=== Data in this exercise ===
»»
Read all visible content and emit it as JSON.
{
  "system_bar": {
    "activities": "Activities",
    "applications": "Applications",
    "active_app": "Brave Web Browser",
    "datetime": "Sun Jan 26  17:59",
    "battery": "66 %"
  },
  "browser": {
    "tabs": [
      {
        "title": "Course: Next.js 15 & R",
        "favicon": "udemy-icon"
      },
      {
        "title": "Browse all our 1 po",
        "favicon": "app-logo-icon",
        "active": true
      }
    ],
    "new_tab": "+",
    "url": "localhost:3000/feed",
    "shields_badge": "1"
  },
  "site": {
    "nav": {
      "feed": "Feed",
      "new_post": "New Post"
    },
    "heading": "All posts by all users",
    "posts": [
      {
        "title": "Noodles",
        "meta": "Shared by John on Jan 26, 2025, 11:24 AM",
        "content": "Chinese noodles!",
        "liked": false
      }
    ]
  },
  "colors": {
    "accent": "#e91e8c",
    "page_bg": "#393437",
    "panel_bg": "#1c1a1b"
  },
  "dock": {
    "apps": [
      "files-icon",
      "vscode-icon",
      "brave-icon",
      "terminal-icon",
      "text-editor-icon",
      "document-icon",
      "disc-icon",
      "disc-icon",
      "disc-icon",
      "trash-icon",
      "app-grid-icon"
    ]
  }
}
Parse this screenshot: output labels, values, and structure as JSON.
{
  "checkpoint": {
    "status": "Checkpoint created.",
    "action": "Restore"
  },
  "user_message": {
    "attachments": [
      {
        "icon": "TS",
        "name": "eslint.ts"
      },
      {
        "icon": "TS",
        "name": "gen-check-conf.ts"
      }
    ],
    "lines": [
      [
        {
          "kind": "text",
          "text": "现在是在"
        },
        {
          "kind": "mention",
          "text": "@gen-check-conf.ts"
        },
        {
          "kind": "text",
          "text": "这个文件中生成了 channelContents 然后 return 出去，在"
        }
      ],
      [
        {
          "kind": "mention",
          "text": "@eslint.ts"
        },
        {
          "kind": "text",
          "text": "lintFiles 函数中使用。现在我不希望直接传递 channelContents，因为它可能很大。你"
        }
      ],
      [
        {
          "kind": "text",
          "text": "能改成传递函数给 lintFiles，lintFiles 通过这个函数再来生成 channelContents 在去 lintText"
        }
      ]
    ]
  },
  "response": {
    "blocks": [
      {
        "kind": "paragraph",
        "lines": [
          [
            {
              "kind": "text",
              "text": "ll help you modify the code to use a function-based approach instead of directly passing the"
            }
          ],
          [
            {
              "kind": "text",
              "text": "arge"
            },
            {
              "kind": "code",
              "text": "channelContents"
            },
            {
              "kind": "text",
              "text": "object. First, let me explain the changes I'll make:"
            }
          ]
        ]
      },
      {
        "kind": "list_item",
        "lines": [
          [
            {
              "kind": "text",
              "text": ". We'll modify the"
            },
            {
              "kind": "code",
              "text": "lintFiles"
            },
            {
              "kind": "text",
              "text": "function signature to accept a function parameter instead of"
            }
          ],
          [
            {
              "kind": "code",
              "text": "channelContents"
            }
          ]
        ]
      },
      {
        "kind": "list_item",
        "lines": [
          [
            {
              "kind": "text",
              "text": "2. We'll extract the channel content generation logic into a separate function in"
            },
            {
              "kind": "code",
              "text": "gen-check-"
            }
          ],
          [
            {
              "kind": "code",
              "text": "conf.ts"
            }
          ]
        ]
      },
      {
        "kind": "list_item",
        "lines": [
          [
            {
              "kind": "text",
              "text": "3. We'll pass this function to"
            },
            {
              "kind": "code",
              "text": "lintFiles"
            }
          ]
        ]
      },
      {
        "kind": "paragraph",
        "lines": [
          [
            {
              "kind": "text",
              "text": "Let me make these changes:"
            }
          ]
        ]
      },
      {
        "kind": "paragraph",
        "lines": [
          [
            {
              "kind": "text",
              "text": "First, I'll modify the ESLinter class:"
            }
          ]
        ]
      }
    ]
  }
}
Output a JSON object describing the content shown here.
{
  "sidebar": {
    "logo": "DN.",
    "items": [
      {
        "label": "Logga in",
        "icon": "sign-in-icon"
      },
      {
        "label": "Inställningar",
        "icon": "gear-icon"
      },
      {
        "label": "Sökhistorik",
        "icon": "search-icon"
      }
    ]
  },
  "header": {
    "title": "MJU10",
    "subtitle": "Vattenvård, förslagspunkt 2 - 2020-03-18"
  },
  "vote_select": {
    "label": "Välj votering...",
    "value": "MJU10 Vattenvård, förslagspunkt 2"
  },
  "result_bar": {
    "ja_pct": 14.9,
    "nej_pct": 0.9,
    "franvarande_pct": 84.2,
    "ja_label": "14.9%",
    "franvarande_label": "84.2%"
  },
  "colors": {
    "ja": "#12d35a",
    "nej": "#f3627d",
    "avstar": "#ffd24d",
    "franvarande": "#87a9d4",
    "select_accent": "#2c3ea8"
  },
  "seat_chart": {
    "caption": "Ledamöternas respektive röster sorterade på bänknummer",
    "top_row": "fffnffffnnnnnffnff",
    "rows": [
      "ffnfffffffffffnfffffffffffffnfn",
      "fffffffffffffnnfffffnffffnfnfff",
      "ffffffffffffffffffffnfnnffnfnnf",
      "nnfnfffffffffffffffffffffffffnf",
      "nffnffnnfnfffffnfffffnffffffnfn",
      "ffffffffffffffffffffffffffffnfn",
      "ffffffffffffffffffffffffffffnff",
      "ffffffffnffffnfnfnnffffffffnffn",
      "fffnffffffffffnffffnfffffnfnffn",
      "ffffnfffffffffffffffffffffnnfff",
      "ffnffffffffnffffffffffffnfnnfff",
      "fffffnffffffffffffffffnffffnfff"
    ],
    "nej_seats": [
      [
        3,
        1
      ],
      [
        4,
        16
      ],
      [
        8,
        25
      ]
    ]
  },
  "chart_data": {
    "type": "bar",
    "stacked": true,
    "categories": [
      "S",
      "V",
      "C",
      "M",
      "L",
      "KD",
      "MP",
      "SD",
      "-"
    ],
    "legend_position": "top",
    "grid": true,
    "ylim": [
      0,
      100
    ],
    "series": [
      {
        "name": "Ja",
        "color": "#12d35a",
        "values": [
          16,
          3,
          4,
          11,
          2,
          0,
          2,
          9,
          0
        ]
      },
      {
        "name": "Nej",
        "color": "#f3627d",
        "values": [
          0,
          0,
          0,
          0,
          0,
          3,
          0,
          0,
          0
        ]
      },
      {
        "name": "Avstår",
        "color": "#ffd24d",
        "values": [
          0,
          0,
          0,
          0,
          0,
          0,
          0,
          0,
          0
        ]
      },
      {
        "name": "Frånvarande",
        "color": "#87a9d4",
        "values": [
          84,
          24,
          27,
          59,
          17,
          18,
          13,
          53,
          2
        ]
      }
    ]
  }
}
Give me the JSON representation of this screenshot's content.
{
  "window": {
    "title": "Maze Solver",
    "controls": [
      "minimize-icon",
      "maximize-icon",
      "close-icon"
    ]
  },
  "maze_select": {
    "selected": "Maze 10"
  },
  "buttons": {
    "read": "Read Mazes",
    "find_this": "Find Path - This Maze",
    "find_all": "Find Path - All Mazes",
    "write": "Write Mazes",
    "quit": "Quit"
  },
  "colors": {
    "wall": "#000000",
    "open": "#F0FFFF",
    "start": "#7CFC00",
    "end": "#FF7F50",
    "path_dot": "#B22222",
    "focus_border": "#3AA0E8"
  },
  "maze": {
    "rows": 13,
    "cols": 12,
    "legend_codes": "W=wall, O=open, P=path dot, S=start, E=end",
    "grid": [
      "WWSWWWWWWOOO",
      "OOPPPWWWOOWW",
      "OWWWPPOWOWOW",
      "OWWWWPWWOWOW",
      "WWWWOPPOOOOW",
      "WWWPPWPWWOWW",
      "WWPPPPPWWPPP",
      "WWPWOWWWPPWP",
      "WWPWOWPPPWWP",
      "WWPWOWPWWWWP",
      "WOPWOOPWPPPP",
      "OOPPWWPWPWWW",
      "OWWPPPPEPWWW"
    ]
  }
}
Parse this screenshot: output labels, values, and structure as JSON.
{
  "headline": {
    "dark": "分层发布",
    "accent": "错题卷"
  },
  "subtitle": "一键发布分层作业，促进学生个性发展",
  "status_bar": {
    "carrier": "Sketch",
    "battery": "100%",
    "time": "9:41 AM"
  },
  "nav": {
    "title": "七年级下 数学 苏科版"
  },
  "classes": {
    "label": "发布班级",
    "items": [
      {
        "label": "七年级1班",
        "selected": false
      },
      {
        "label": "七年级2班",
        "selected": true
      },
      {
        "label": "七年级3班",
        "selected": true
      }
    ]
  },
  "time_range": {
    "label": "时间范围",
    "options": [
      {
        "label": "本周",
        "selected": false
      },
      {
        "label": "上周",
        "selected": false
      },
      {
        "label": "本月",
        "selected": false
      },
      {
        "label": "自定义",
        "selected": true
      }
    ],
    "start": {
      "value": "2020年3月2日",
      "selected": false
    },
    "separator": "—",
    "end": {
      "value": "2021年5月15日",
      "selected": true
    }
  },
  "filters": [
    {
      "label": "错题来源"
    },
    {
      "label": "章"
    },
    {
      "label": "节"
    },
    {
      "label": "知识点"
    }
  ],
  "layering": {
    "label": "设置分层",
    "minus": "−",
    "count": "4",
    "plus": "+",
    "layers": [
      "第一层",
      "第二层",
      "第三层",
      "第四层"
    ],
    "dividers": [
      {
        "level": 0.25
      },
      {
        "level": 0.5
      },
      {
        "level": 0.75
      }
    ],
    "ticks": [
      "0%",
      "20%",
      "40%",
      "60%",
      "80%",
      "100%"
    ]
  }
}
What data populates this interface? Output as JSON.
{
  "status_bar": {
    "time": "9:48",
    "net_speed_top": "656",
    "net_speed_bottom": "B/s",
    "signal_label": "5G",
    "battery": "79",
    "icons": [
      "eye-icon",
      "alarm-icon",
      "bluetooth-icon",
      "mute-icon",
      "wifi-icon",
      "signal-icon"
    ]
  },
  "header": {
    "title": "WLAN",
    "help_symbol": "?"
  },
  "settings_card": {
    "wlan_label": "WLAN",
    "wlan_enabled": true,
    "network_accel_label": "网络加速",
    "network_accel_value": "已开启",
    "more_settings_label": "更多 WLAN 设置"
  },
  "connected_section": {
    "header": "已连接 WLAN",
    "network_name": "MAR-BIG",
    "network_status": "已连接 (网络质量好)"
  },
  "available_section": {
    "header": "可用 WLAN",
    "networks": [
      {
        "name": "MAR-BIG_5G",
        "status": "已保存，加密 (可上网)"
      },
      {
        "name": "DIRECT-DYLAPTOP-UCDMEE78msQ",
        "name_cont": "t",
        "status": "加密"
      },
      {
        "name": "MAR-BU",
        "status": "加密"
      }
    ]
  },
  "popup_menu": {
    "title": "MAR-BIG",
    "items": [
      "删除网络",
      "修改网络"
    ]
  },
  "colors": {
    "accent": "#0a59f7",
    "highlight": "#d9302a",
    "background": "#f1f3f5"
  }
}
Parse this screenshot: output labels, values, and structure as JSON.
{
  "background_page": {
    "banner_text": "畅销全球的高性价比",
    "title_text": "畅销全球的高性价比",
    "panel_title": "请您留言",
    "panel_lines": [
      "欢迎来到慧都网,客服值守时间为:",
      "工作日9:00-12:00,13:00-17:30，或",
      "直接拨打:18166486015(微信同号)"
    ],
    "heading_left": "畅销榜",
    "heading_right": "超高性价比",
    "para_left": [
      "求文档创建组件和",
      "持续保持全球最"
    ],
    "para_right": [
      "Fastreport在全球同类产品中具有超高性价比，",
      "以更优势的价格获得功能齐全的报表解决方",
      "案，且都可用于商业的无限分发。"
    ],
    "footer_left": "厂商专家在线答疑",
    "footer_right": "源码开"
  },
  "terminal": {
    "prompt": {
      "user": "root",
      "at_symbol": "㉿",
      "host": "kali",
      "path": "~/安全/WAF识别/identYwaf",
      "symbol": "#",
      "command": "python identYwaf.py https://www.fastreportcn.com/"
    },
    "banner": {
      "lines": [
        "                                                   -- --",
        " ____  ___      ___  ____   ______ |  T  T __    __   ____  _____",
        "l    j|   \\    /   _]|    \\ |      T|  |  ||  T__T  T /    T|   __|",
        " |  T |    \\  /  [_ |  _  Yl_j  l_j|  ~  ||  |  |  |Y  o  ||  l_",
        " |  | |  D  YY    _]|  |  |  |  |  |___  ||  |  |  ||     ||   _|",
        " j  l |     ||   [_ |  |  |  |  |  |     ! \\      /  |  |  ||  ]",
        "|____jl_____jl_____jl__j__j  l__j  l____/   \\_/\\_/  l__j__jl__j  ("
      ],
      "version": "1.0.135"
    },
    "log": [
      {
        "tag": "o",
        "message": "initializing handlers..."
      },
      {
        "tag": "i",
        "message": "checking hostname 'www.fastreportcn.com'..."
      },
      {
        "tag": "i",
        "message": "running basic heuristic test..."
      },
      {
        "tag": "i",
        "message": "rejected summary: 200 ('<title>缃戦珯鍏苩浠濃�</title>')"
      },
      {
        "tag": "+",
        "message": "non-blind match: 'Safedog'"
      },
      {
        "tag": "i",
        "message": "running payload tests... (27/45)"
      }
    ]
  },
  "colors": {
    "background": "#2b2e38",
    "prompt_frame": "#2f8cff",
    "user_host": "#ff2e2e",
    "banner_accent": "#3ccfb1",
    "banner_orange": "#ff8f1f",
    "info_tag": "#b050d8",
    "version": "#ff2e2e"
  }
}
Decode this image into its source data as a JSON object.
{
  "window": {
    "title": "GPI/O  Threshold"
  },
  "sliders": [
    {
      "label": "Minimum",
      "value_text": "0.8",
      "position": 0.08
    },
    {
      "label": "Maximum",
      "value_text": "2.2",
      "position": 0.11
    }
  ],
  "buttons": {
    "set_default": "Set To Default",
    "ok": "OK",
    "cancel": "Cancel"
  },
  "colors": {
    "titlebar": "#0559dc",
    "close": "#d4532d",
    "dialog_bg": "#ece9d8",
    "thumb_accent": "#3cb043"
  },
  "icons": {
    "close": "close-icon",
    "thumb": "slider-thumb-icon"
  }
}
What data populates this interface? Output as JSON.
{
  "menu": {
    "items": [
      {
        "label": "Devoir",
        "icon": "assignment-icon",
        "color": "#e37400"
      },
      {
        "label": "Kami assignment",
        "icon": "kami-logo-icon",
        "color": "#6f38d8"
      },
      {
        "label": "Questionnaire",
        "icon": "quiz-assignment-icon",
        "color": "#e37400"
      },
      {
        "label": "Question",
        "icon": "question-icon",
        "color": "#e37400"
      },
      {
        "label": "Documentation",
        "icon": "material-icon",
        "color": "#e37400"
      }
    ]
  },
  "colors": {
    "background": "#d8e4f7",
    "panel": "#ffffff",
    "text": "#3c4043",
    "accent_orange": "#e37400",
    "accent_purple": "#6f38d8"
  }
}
««
Search the entries for the word "into", then gather every line that has it.

=== Answer ===
              "text": "2. We'll extract the channel content generation logic into a separate function in"
Decode this image into its source data as a JSON object.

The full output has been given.